Task goal> Do any lines in the data below contain "ALTUNİZADE"? If so, copy every one of them.

Raw records>

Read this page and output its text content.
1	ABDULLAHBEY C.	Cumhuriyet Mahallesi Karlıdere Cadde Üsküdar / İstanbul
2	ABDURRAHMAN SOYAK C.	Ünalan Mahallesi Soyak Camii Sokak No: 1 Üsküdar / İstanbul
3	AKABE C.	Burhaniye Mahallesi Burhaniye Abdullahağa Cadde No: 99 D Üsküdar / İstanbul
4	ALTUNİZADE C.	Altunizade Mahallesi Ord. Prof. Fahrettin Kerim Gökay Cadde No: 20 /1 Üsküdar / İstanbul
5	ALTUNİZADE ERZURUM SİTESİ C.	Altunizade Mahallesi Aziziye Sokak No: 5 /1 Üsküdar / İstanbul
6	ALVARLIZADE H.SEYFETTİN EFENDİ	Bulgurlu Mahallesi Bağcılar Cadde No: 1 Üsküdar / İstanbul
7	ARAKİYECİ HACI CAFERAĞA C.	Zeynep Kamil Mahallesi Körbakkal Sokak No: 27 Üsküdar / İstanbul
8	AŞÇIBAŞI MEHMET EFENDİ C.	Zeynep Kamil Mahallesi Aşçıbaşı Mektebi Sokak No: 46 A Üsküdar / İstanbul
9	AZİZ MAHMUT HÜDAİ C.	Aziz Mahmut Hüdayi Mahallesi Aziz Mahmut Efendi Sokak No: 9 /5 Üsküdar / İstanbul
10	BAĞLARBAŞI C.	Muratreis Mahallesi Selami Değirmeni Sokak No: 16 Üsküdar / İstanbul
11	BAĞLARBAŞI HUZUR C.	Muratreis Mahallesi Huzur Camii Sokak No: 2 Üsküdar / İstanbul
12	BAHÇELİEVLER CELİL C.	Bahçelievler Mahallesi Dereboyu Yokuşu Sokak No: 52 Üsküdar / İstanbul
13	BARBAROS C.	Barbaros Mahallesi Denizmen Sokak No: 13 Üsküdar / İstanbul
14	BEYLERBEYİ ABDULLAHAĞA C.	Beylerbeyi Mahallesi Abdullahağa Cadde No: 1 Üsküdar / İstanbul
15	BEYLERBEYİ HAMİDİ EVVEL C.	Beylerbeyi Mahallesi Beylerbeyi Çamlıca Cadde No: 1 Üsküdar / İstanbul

Written response>
4	ALTUNİZADE C.	Altunizade Mahallesi Ord. Prof. Fahrettin Kerim Gökay Cadde No: 20 /1 Üsküdar / İstanbul
5	ALTUNİZADE ERZURUM SİTESİ C.	Altunizade Mahallesi Aziziye Sokak No: 5 /1 Üsküdar / İstanbul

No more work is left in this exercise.